Stated goal:
Repeat the lines from the one containing "Find all labels, buttons, inputs, and" through the one containing "pedigree-cell-gen6-29: FTCH GLENBRIAR", inclusive, reproducing each verbatim and leaving the pictures out of your answer.

Excerpted records:
——

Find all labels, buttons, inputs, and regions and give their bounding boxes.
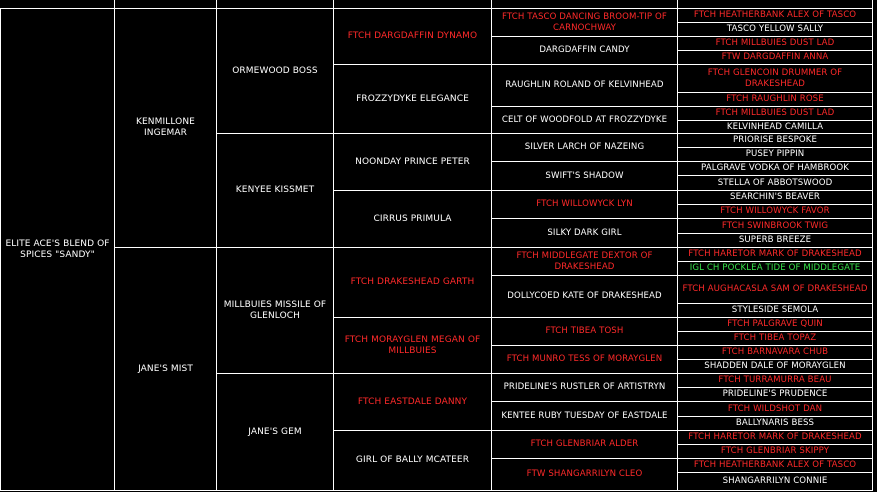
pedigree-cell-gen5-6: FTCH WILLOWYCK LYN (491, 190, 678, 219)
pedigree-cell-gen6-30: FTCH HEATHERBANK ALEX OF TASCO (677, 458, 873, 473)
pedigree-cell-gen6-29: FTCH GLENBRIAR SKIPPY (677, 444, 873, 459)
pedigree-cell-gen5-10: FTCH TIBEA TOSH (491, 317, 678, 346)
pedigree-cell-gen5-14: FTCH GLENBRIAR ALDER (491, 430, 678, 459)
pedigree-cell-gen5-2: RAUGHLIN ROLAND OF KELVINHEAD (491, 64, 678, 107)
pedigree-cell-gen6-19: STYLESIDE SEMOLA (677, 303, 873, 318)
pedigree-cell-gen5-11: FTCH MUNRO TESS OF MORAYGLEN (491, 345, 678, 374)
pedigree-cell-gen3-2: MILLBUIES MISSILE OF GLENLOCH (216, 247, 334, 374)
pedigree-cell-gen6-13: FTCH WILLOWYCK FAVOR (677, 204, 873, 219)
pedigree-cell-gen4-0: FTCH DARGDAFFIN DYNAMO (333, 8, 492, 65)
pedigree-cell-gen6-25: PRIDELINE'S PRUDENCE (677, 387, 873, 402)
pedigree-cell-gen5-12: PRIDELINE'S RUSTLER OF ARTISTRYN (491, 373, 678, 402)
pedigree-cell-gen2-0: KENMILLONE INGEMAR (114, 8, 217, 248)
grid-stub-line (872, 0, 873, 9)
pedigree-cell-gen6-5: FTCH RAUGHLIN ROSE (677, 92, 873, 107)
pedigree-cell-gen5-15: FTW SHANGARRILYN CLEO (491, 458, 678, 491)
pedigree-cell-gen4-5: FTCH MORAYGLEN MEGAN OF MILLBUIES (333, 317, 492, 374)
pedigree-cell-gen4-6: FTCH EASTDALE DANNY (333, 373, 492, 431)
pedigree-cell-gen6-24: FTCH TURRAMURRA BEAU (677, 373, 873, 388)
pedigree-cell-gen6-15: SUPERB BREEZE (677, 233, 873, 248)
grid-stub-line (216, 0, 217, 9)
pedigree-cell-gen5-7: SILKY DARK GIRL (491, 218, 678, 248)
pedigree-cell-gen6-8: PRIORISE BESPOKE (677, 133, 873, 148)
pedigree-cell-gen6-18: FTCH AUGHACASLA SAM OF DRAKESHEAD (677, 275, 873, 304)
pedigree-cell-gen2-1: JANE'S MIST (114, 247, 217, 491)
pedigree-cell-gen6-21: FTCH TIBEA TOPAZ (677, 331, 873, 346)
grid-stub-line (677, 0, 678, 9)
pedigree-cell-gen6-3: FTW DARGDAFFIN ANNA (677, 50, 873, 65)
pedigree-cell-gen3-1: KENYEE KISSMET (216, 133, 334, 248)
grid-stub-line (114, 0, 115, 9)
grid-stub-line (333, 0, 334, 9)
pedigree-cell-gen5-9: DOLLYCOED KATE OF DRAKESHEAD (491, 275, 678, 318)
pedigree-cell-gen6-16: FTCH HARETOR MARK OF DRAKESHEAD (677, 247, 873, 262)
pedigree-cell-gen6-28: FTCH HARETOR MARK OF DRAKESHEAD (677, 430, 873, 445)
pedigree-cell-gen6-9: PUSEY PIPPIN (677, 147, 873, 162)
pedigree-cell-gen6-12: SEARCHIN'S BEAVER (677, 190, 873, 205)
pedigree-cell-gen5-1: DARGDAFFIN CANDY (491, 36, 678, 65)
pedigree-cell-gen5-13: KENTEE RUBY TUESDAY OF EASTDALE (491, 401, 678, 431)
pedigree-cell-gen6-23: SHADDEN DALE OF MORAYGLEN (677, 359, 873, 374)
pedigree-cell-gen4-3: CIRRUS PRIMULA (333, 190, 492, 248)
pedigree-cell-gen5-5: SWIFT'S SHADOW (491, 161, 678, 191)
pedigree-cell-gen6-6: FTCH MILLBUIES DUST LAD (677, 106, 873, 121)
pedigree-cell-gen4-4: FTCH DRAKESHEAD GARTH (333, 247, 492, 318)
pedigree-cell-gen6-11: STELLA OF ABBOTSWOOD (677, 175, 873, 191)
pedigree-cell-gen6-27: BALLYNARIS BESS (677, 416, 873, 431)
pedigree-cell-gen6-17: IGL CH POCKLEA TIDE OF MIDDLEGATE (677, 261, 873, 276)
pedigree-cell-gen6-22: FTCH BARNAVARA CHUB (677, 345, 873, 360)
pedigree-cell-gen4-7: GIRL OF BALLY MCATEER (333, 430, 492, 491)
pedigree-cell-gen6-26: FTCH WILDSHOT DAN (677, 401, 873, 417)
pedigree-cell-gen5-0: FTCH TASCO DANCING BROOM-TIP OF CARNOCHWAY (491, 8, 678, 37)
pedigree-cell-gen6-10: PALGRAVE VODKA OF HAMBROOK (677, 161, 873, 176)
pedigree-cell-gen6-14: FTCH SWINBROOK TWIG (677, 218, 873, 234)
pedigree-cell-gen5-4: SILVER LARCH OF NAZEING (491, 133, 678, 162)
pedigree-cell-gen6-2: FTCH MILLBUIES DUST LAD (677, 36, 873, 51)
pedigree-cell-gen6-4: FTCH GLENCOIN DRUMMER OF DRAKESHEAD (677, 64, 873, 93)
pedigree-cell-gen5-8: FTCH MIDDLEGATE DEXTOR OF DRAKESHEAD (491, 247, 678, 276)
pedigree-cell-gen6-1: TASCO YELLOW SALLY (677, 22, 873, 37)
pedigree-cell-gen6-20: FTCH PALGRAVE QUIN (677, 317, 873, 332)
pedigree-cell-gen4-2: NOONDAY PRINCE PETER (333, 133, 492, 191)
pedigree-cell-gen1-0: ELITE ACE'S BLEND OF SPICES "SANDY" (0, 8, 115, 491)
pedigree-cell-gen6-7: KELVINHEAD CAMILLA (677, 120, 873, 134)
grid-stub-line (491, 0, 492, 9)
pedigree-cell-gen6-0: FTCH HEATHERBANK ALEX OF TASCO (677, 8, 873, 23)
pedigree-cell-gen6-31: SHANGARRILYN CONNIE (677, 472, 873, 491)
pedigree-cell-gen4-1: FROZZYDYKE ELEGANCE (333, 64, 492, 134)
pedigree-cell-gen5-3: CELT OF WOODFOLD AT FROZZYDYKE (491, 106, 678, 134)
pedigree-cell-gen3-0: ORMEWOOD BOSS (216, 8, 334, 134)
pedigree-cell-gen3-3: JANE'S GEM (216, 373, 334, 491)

——

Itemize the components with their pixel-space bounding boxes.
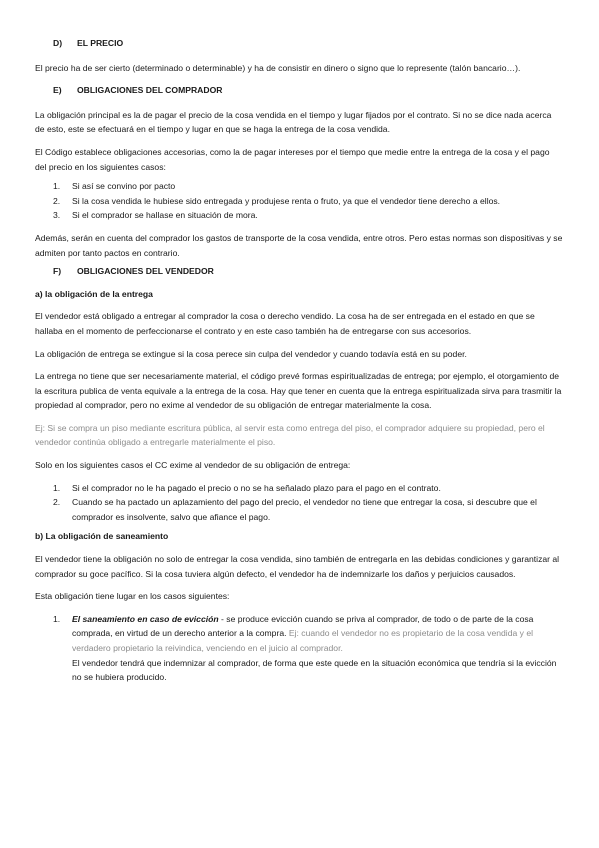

——

Complete answer:
Find all labels, buttons, inputs, and regions and give their bounding boxes.
pedigree-cell-gen5-6: FTCH WILLOWYCK LYN (491, 190, 678, 219)
pedigree-cell-gen6-30: FTCH HEATHERBANK ALEX OF TASCO (677, 458, 873, 473)
pedigree-cell-gen6-29: FTCH GLENBRIAR SKIPPY (677, 444, 873, 459)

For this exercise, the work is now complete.